Data lines

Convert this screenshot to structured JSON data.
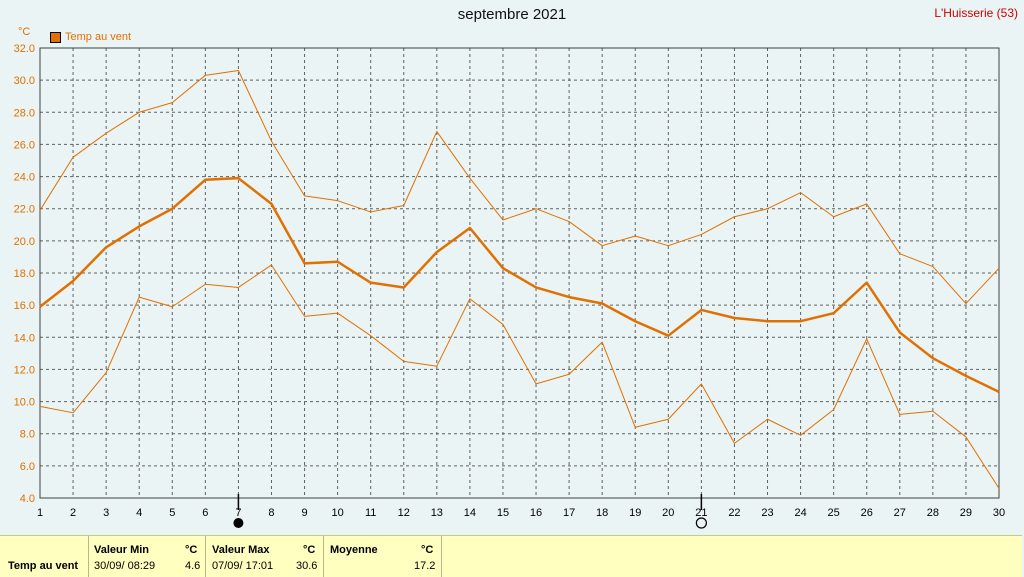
{
  "title": "septembre 2021",
  "station": "L'Huisserie (53)",
  "unit": "°C",
  "legend": "Temp au vent",
  "colors": {
    "series": "#e07000",
    "grid": "#606060",
    "background": "#eaf4f4",
    "footer_bg": "#ffffc0"
  },
  "moon_phases": [
    {
      "day": 7,
      "icon": "new-moon-icon"
    },
    {
      "day": 21,
      "icon": "full-moon-icon"
    }
  ],
  "chart_data": {
    "type": "line",
    "title": "septembre 2021",
    "ylabel": "°C",
    "xlabel": "",
    "xlim": [
      1,
      30
    ],
    "ylim": [
      4.0,
      32.0
    ],
    "grid": true,
    "legend_position": "top-left",
    "x": [
      1,
      2,
      3,
      4,
      5,
      6,
      7,
      8,
      9,
      10,
      11,
      12,
      13,
      14,
      15,
      16,
      17,
      18,
      19,
      20,
      21,
      22,
      23,
      24,
      25,
      26,
      27,
      28,
      29,
      30
    ],
    "series": [
      {
        "name": "Temp au vent",
        "role": "average",
        "values": [
          15.9,
          17.5,
          19.6,
          20.9,
          22.0,
          23.8,
          23.9,
          22.3,
          18.6,
          18.7,
          17.4,
          17.1,
          19.3,
          20.8,
          18.3,
          17.1,
          16.5,
          16.1,
          15.0,
          14.1,
          15.7,
          15.2,
          15.0,
          15.0,
          15.5,
          17.4,
          14.3,
          12.7,
          11.6,
          10.6
        ]
      },
      {
        "role": "max",
        "values": [
          21.9,
          25.2,
          26.7,
          28.0,
          28.6,
          30.3,
          30.6,
          26.2,
          22.8,
          22.5,
          21.8,
          22.2,
          26.8,
          23.9,
          21.3,
          22.0,
          21.2,
          19.7,
          20.3,
          19.7,
          20.4,
          21.5,
          22.0,
          23.0,
          21.5,
          22.3,
          19.2,
          18.4,
          16.1,
          18.3
        ]
      },
      {
        "role": "min",
        "values": [
          9.7,
          9.3,
          11.8,
          16.5,
          15.9,
          17.3,
          17.1,
          18.5,
          15.3,
          15.5,
          14.1,
          12.5,
          12.2,
          16.4,
          14.8,
          11.1,
          11.7,
          13.7,
          8.4,
          8.9,
          11.1,
          7.4,
          8.9,
          7.9,
          9.5,
          13.9,
          9.2,
          9.4,
          7.8,
          4.6
        ]
      }
    ]
  },
  "footer": {
    "row_label": "Temp au vent",
    "min": {
      "label": "Valeur Min",
      "unit": "°C",
      "datetime": "30/09/  08:29",
      "value": "4.6"
    },
    "max": {
      "label": "Valeur Max",
      "unit": "°C",
      "datetime": "07/09/  17:01",
      "value": "30.6"
    },
    "avg": {
      "label": "Moyenne",
      "unit": "°C",
      "value": "17.2"
    }
  }
}
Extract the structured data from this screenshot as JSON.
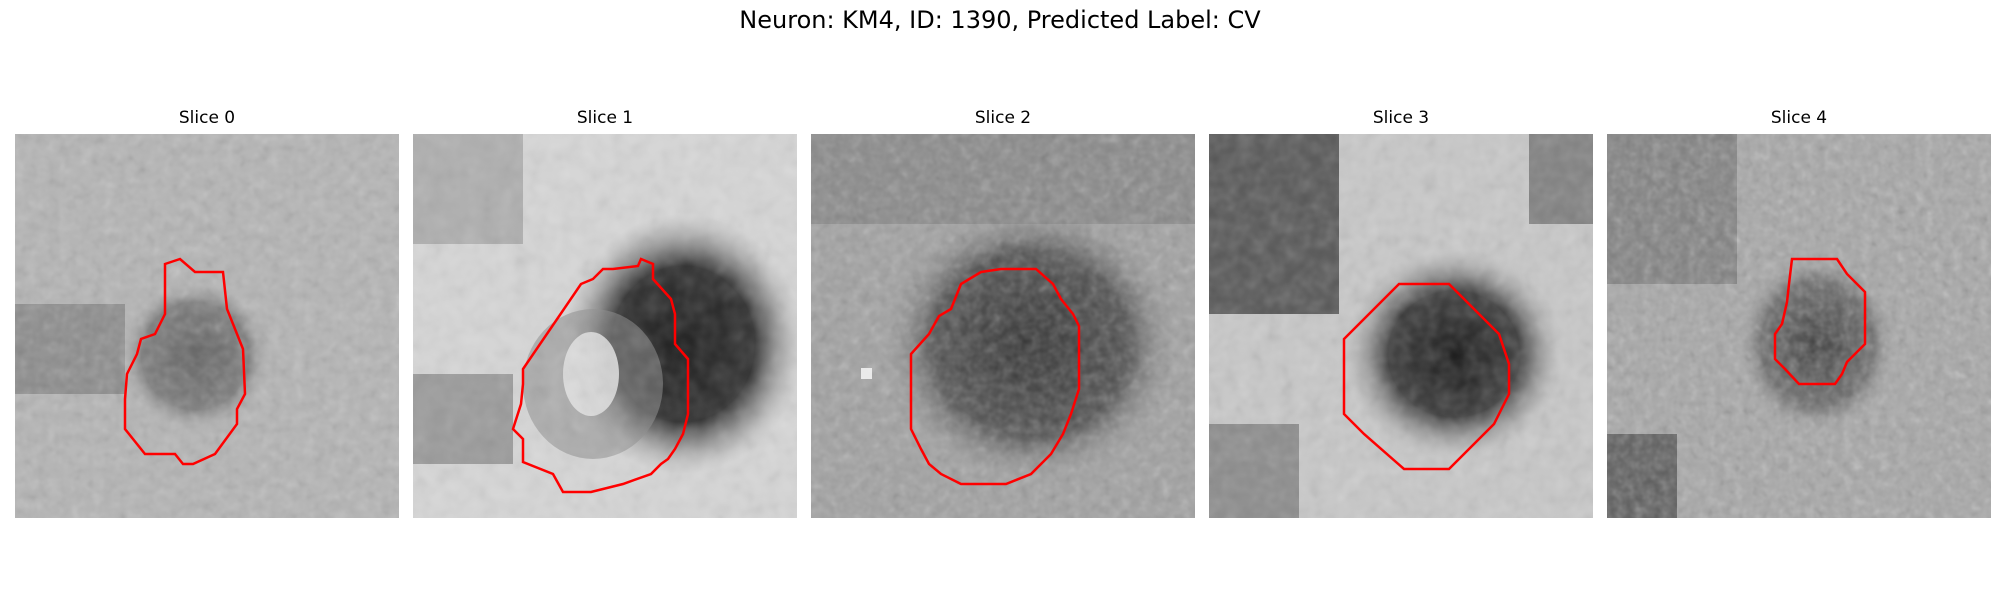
{
  "figure": {
    "title": "Neuron: KM4, ID: 1390, Predicted Label: CV"
  },
  "panels": [
    {
      "title": "Slice 0"
    },
    {
      "title": "Slice 1"
    },
    {
      "title": "Slice 2"
    },
    {
      "title": "Slice 3"
    },
    {
      "title": "Slice 4"
    }
  ],
  "colors": {
    "outline": "#ff0000",
    "background": "#ffffff"
  }
}
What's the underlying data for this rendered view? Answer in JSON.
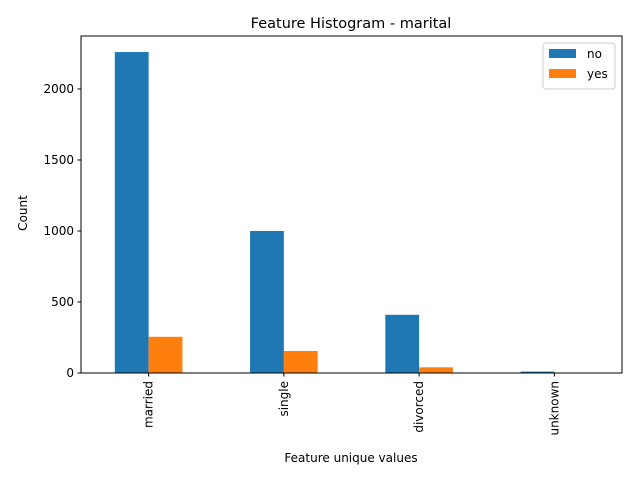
{
  "chart_data": {
    "type": "bar",
    "title": "Feature Histogram - marital",
    "xlabel": "Feature unique values",
    "ylabel": "Count",
    "categories": [
      "married",
      "single",
      "divorced",
      "unknown"
    ],
    "series": [
      {
        "name": "no",
        "color": "#1f77b4",
        "values": [
          2260,
          1000,
          410,
          10
        ]
      },
      {
        "name": "yes",
        "color": "#ff7f0e",
        "values": [
          255,
          155,
          40,
          0
        ]
      }
    ],
    "ylim": [
      0,
      2373
    ],
    "yticks": [
      0,
      500,
      1000,
      1500,
      2000
    ],
    "legend_position": "top-right",
    "grid": false
  }
}
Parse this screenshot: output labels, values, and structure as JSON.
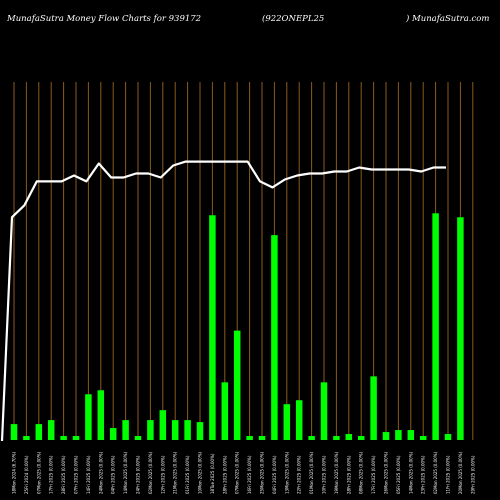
{
  "header": {
    "site_title": "MunafaSutra  Money Flow  Charts for 939172",
    "symbol": "(922ONEPL25",
    "site_url": ") MunafaSutra.com"
  },
  "colors": {
    "background": "#000000",
    "grid": "#8B5A1E",
    "bar": "#00FF00",
    "line": "#FFFFFF",
    "text": "#FFFFFF"
  },
  "chart_data": {
    "type": "bar",
    "title": "MunafaSutra  Money Flow  Charts for 939172",
    "grid": true,
    "categories": [
      "18Mon 2024 (6.70%)",
      "25Fri 2024 (0.00%)",
      "07Mon 2025 (0.00%)",
      "17Fri 2025 (0.00%)",
      "28Fri 2025 (0.00%)",
      "07Fri 2025 (0.00%)",
      "14Fri 2025 (0.00%)",
      "24Mon 2025 (0.00%)",
      "04Fri 2025 (0.00%)",
      "14Mon 2025 (0.00%)",
      "24Fri 2025 (0.00%)",
      "02Mon 2025 (0.00%)",
      "12Fri 2025 (0.00%)",
      "21Mon 2025 (0.00%)",
      "01Fri 2025 (0.00%)",
      "10Mon 2025 (0.00%)",
      "18Tue 2025 (0.00%)",
      "28Fri 2025 (0.00%)",
      "07Mon 2025 (0.00%)",
      "16Fri 2025 (0.00%)",
      "25Mon 2025 (0.00%)",
      "04Fri 2025 (0.00%)",
      "13Mon 2025 (0.00%)",
      "22Fri 2025 (0.00%)",
      "01Mon 2025 (0.00%)",
      "10Fri 2025 (0.00%)",
      "19Mon 2025 (0.00%)",
      "28Fri 2025 (0.00%)",
      "08Mon 2025 (0.00%)",
      "17Fri 2025 (0.00%)",
      "26Mon 2025 (0.00%)",
      "05Fri 2025 (0.00%)",
      "14Mon 2025 (0.00%)",
      "23Fri 2025 (0.00%)",
      "02Mon 2025 (0.00%)",
      "11Fri 2025 (0.00%)",
      "20Mon 2025 (0.00%)",
      "29Fri 2025 (0.00%)"
    ],
    "series": [
      {
        "type": "bar",
        "values": [
          8,
          2,
          8,
          10,
          2,
          2,
          23,
          25,
          6,
          10,
          2,
          10,
          15,
          10,
          10,
          9,
          113,
          29,
          55,
          2,
          2,
          103,
          18,
          20,
          2,
          29,
          2,
          3,
          2,
          32,
          4,
          5,
          5,
          2,
          114,
          3,
          112,
          0
        ]
      },
      {
        "type": "line",
        "values": [
          112,
          118,
          130,
          130,
          130,
          133,
          130,
          139,
          132,
          132,
          134,
          134,
          132,
          138,
          140,
          140,
          140,
          140,
          140,
          140,
          130,
          127,
          131,
          133,
          134,
          134,
          135,
          135,
          137,
          136,
          136,
          136,
          136,
          135,
          137,
          137,
          0,
          0
        ]
      }
    ],
    "ylim": [
      0,
      180
    ]
  }
}
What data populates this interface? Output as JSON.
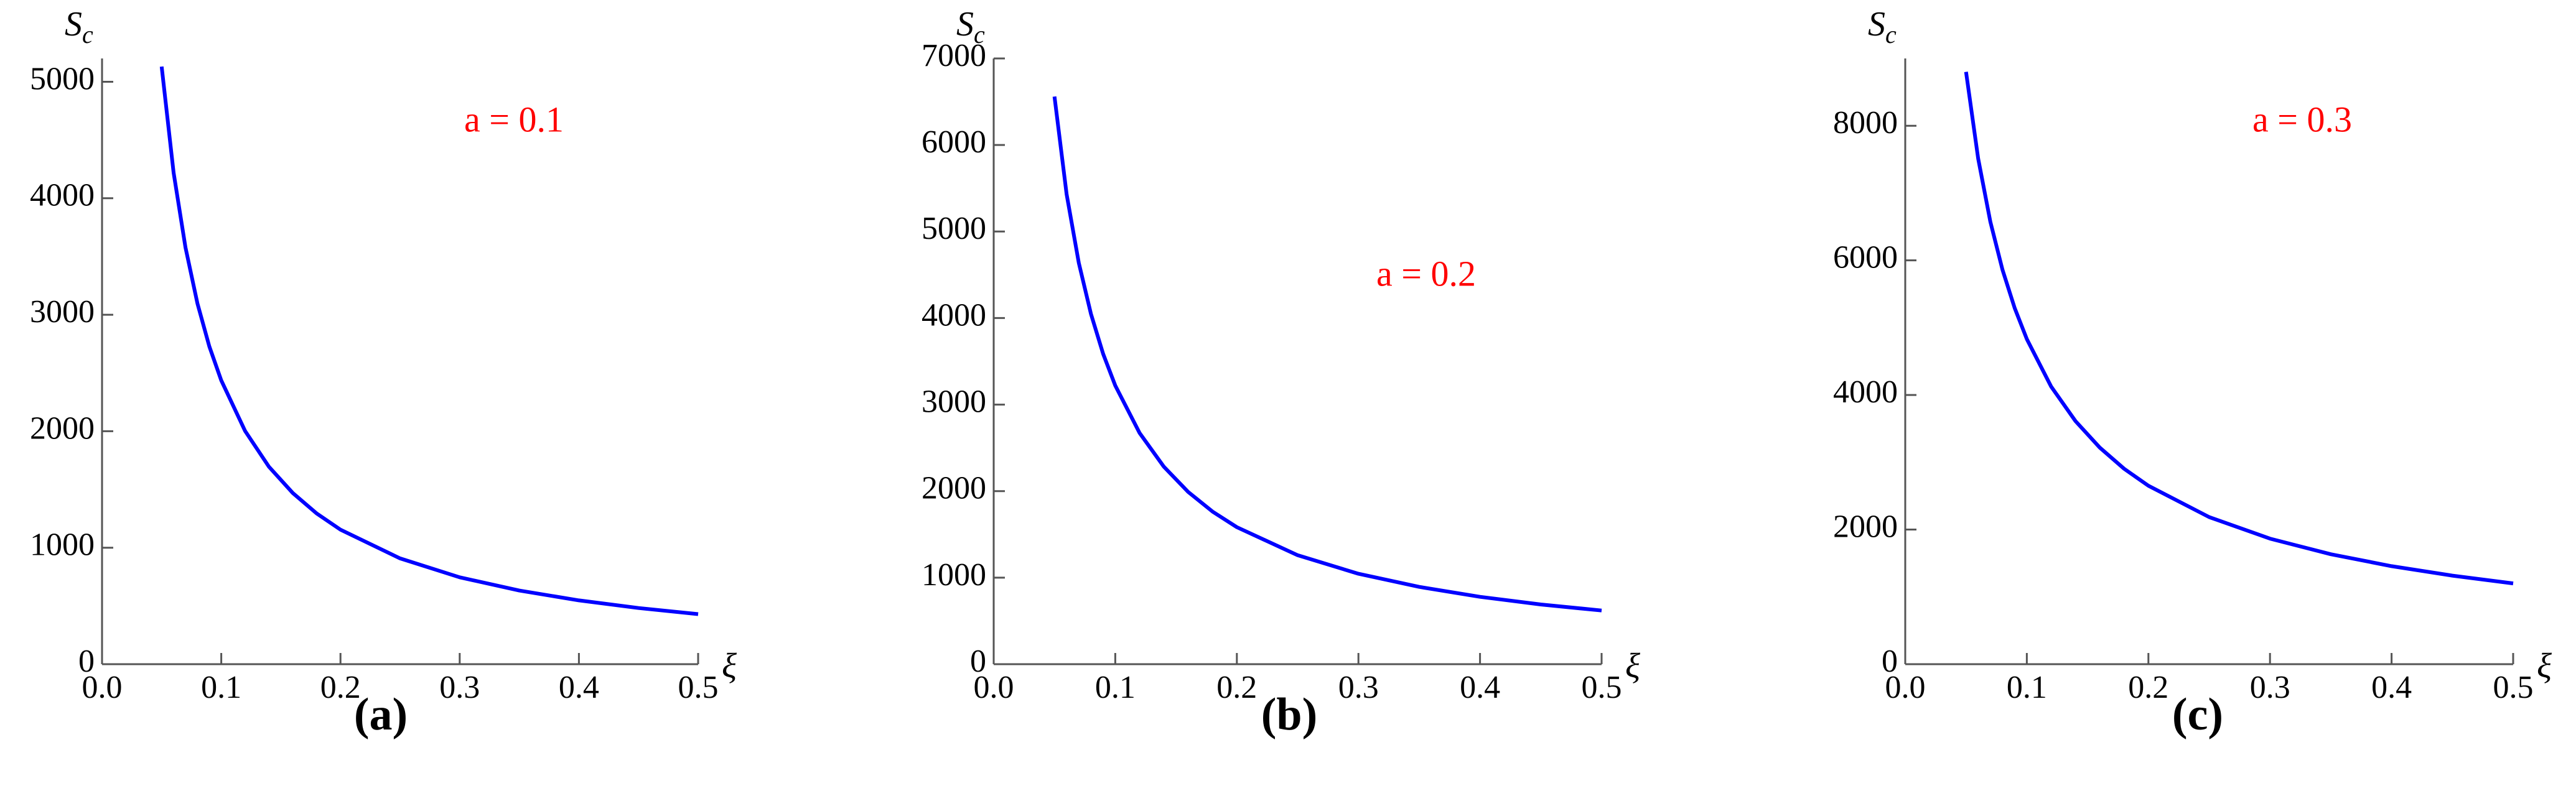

What needs to be done
Quote each entry above verbatim and drop the pictures.

Complete output
Convert this screenshot to structured JSON data.
{
  "title": "septembre 2021",
  "station": "L'Huisserie (53)",
  "unit": "°C",
  "legend": "Temp au vent",
  "colors": {
    "series": "#e07000",
    "grid": "#606060",
    "background": "#eaf4f4",
    "footer_bg": "#ffffc0"
  },
  "moon_phases": [
    {
      "day": 7,
      "icon": "new-moon-icon"
    },
    {
      "day": 21,
      "icon": "full-moon-icon"
    }
  ],
  "chart_data": {
    "type": "line",
    "title": "septembre 2021",
    "ylabel": "°C",
    "xlabel": "",
    "xlim": [
      1,
      30
    ],
    "ylim": [
      4.0,
      32.0
    ],
    "grid": true,
    "legend_position": "top-left",
    "x": [
      1,
      2,
      3,
      4,
      5,
      6,
      7,
      8,
      9,
      10,
      11,
      12,
      13,
      14,
      15,
      16,
      17,
      18,
      19,
      20,
      21,
      22,
      23,
      24,
      25,
      26,
      27,
      28,
      29,
      30
    ],
    "series": [
      {
        "name": "Temp au vent",
        "role": "average",
        "values": [
          15.9,
          17.5,
          19.6,
          20.9,
          22.0,
          23.8,
          23.9,
          22.3,
          18.6,
          18.7,
          17.4,
          17.1,
          19.3,
          20.8,
          18.3,
          17.1,
          16.5,
          16.1,
          15.0,
          14.1,
          15.7,
          15.2,
          15.0,
          15.0,
          15.5,
          17.4,
          14.3,
          12.7,
          11.6,
          10.6
        ]
      },
      {
        "role": "max",
        "values": [
          21.9,
          25.2,
          26.7,
          28.0,
          28.6,
          30.3,
          30.6,
          26.2,
          22.8,
          22.5,
          21.8,
          22.2,
          26.8,
          23.9,
          21.3,
          22.0,
          21.2,
          19.7,
          20.3,
          19.7,
          20.4,
          21.5,
          22.0,
          23.0,
          21.5,
          22.3,
          19.2,
          18.4,
          16.1,
          18.3
        ]
      },
      {
        "role": "min",
        "values": [
          9.7,
          9.3,
          11.8,
          16.5,
          15.9,
          17.3,
          17.1,
          18.5,
          15.3,
          15.5,
          14.1,
          12.5,
          12.2,
          16.4,
          14.8,
          11.1,
          11.7,
          13.7,
          8.4,
          8.9,
          11.1,
          7.4,
          8.9,
          7.9,
          9.5,
          13.9,
          9.2,
          9.4,
          7.8,
          4.6
        ]
      }
    ]
  },
  "footer": {
    "row_label": "Temp au vent",
    "min": {
      "label": "Valeur Min",
      "unit": "°C",
      "datetime": "30/09/  08:29",
      "value": "4.6"
    },
    "max": {
      "label": "Valeur Max",
      "unit": "°C",
      "datetime": "07/09/  17:01",
      "value": "30.6"
    },
    "avg": {
      "label": "Moyenne",
      "unit": "°C",
      "value": "17.2"
    }
  }
}
Extract the structured data from this screenshot as JSON.
{
  "figure": {
    "title": "Neuron: KM4, ID: 1390, Predicted Label: CV"
  },
  "panels": [
    {
      "title": "Slice 0"
    },
    {
      "title": "Slice 1"
    },
    {
      "title": "Slice 2"
    },
    {
      "title": "Slice 3"
    },
    {
      "title": "Slice 4"
    }
  ],
  "colors": {
    "outline": "#ff0000",
    "background": "#ffffff"
  }
}
What's the underlying data for this rendered view? Answer in JSON.
{
  "chart_data": {
    "type": "bar",
    "title": "Feature Histogram - marital",
    "xlabel": "Feature unique values",
    "ylabel": "Count",
    "categories": [
      "married",
      "single",
      "divorced",
      "unknown"
    ],
    "series": [
      {
        "name": "no",
        "color": "#1f77b4",
        "values": [
          2260,
          1000,
          410,
          10
        ]
      },
      {
        "name": "yes",
        "color": "#ff7f0e",
        "values": [
          255,
          155,
          40,
          0
        ]
      }
    ],
    "ylim": [
      0,
      2373
    ],
    "yticks": [
      0,
      500,
      1000,
      1500,
      2000
    ],
    "legend_position": "top-right",
    "grid": false
  }
}
Parse this screenshot: output labels, values, and structure as JSON.
{
  "header": {
    "site_title": "MunafaSutra  Money Flow  Charts for 939172",
    "symbol": "(922ONEPL25",
    "site_url": ") MunafaSutra.com"
  },
  "colors": {
    "background": "#000000",
    "grid": "#8B5A1E",
    "bar": "#00FF00",
    "line": "#FFFFFF",
    "text": "#FFFFFF"
  },
  "chart_data": {
    "type": "bar",
    "title": "MunafaSutra  Money Flow  Charts for 939172",
    "grid": true,
    "categories": [
      "18Mon 2024 (6.70%)",
      "25Fri 2024 (0.00%)",
      "07Mon 2025 (0.00%)",
      "17Fri 2025 (0.00%)",
      "28Fri 2025 (0.00%)",
      "07Fri 2025 (0.00%)",
      "14Fri 2025 (0.00%)",
      "24Mon 2025 (0.00%)",
      "04Fri 2025 (0.00%)",
      "14Mon 2025 (0.00%)",
      "24Fri 2025 (0.00%)",
      "02Mon 2025 (0.00%)",
      "12Fri 2025 (0.00%)",
      "21Mon 2025 (0.00%)",
      "01Fri 2025 (0.00%)",
      "10Mon 2025 (0.00%)",
      "18Tue 2025 (0.00%)",
      "28Fri 2025 (0.00%)",
      "07Mon 2025 (0.00%)",
      "16Fri 2025 (0.00%)",
      "25Mon 2025 (0.00%)",
      "04Fri 2025 (0.00%)",
      "13Mon 2025 (0.00%)",
      "22Fri 2025 (0.00%)",
      "01Mon 2025 (0.00%)",
      "10Fri 2025 (0.00%)",
      "19Mon 2025 (0.00%)",
      "28Fri 2025 (0.00%)",
      "08Mon 2025 (0.00%)",
      "17Fri 2025 (0.00%)",
      "26Mon 2025 (0.00%)",
      "05Fri 2025 (0.00%)",
      "14Mon 2025 (0.00%)",
      "23Fri 2025 (0.00%)",
      "02Mon 2025 (0.00%)",
      "11Fri 2025 (0.00%)",
      "20Mon 2025 (0.00%)",
      "29Fri 2025 (0.00%)"
    ],
    "series": [
      {
        "type": "bar",
        "values": [
          8,
          2,
          8,
          10,
          2,
          2,
          23,
          25,
          6,
          10,
          2,
          10,
          15,
          10,
          10,
          9,
          113,
          29,
          55,
          2,
          2,
          103,
          18,
          20,
          2,
          29,
          2,
          3,
          2,
          32,
          4,
          5,
          5,
          2,
          114,
          3,
          112,
          0
        ]
      },
      {
        "type": "line",
        "values": [
          112,
          118,
          130,
          130,
          130,
          133,
          130,
          139,
          132,
          132,
          134,
          134,
          132,
          138,
          140,
          140,
          140,
          140,
          140,
          140,
          130,
          127,
          131,
          133,
          134,
          134,
          135,
          135,
          137,
          136,
          136,
          136,
          136,
          135,
          137,
          137,
          0,
          0
        ]
      }
    ],
    "ylim": [
      0,
      180
    ]
  }
}
What data populates this interface? Output as JSON.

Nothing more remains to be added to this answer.